Texto del ejercicio.
━━━━━━━━

Juan Gillard
Abogado. Sánchez de León Abogados
| viernes, 21 de febrero de 2014 h |

Un debate apasionante planteado ya judicialmente se sitúa en los biosimilares. Su litigiosidad deriva de la impugnación de los nuevos conjuntos de medicamentos y sus precios de referencia. El artículo 93.2 de la Ley de Garantías (LGURM) establece que se entenderá por conjunto la totalidad de las presentaciones de medicamentos financiadas que tengan el mismo principio activo y vía de administración entre las que existirá incluida en la prestación farmacéutica del SNS, “al menos, una presentación de medicamento genérico o de medicamento biosimilar”.

Así, la cuestión litigiosa se plantea en el discernimiento del propio concepto de principio activo, que no deberá confundirse con el producto terminado, para valorar su identidad. Dificultad que se infiere de la diversidad de técnicas de obtención, lo que puede suponer diferencias críticas en el resultado final. El proceso es el producto. Es por ello que la Agencia Europea de Medicamentos, que define a los medicamentos biotecnológicos como productos medicinales que contienen proteínas de origen biotecnológico como principio activo (EMEA/74562/2006), consciente de que cualquier variación en su proceso tendrá un efecto en el producto final, exige la elaboración de exhaustivos “estudios de comparabilidad”.

━━━━━━━━

Datos sin procesar.
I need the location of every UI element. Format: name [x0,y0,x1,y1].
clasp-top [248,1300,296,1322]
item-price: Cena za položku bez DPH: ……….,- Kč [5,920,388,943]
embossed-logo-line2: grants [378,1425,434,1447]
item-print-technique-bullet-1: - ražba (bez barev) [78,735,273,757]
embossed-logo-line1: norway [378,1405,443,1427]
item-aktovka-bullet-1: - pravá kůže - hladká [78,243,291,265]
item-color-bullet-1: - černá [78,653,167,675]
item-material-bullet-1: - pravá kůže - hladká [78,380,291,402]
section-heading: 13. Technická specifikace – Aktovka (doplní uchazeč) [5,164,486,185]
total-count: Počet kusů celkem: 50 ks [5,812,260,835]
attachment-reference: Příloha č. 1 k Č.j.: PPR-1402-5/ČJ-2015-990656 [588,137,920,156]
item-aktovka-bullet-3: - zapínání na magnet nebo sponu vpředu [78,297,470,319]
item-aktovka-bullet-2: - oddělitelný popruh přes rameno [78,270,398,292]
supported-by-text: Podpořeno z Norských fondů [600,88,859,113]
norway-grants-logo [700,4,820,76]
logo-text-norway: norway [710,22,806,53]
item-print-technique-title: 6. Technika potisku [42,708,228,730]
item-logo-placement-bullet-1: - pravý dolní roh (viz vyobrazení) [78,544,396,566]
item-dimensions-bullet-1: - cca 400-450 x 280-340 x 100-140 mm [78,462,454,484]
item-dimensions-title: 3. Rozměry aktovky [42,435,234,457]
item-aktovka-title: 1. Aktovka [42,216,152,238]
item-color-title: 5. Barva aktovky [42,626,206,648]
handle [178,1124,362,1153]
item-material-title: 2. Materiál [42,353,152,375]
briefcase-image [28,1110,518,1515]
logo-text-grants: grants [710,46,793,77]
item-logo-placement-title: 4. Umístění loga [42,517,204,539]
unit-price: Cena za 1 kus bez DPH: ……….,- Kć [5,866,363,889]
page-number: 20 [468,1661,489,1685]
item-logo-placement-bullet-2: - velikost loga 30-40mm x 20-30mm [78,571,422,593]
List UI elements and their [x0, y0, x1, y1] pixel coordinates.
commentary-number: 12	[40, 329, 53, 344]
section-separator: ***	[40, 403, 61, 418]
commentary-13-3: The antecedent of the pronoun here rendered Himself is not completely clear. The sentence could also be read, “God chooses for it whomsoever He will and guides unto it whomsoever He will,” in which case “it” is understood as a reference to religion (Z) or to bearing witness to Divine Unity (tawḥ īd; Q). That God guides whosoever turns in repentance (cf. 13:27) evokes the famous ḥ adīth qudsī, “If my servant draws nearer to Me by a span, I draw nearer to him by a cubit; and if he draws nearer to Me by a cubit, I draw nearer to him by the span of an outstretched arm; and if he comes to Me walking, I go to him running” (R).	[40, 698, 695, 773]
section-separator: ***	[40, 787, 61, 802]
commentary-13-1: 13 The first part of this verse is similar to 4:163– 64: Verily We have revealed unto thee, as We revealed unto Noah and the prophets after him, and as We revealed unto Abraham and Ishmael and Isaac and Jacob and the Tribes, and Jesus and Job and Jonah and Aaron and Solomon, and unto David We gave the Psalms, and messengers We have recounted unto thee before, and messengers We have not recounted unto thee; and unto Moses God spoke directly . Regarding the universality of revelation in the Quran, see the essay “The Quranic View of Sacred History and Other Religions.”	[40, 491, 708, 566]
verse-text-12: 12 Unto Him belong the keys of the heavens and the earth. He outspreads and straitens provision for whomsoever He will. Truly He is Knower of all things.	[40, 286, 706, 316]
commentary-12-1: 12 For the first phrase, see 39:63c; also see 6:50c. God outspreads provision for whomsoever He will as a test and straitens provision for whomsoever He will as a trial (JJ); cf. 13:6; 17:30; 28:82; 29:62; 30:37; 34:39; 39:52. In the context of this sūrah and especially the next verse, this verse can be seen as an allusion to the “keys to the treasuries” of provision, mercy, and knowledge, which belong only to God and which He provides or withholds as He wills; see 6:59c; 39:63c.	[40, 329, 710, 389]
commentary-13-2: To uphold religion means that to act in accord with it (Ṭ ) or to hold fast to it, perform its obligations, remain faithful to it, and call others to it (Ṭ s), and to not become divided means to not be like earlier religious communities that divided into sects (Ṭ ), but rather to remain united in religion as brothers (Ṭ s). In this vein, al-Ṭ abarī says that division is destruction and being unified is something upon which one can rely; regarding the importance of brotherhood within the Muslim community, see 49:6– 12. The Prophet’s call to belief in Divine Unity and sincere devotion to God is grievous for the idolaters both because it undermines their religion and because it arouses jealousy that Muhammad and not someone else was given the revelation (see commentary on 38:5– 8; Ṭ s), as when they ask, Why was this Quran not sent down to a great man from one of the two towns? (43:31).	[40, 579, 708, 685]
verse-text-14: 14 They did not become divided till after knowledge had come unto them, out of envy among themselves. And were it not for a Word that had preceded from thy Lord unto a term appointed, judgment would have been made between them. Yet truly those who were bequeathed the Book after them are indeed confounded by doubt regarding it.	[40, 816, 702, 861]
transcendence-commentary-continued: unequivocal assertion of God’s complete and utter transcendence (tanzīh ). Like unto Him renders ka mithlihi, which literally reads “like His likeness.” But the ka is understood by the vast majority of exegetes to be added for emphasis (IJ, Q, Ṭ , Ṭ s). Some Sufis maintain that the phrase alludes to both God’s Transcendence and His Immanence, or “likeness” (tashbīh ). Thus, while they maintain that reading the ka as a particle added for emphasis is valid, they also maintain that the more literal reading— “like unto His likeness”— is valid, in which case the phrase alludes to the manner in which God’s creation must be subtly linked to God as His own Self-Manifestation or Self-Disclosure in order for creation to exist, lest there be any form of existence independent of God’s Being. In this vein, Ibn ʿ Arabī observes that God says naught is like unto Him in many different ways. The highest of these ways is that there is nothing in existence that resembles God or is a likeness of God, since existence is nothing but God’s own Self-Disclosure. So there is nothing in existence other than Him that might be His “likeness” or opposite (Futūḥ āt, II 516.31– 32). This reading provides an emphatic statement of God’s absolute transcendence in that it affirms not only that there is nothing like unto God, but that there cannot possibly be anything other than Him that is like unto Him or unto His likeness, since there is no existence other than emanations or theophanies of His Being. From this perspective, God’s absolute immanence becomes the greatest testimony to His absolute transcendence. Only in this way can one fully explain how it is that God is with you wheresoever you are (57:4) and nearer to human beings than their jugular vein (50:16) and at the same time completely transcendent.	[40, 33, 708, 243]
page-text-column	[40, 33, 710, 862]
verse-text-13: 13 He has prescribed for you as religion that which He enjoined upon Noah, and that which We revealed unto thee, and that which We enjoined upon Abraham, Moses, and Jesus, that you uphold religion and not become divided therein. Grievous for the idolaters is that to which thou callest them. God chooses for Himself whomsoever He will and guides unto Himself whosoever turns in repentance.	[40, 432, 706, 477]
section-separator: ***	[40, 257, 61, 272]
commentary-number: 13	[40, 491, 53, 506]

━━━━━━━━

Objetivo del ejercicio. Prosigue el texto sobre los biosimilares y sus precios de referencia a partir del punto en que se detiene. Los registros no hacen falta para resolver la tarea.

Resultado.
La naturaleza similar, que no idéntica, de esta categoría de medicamentos, implica que la sustitución del producto original tenga consecuencias clínicas en unos consumidores que pueden reaccionar de manera diferente, con un perfil de seguridad y eficacia clínica diverso. Punto clave de discordia se sitúa en su inmunogenicidad. Frente a dicho riesgo, la postura de la Administración pasa por admitir que a día de hoy no son intercambiables, y que la creación de conjuntos tiene una finalidad de puro control financiero. Sin embargo, el permanente vaivén legislativo que preside su regulación, concretado por orden ministerial (SCO/2874/2007), no ofrece al dispensador referencias claras. Además, las comunidades en sus concursos de suministro para uso hospitalario, no siempre han respetado esta regla con lo que, de facto, se produce el denominado switching.

Concluir que esta es una de esas discusiones que evidencia la ausencia de especialización de una judicatura que se enfrenta ya, a decisiones con una carga extraordinariamente científica, para la que no están preparados.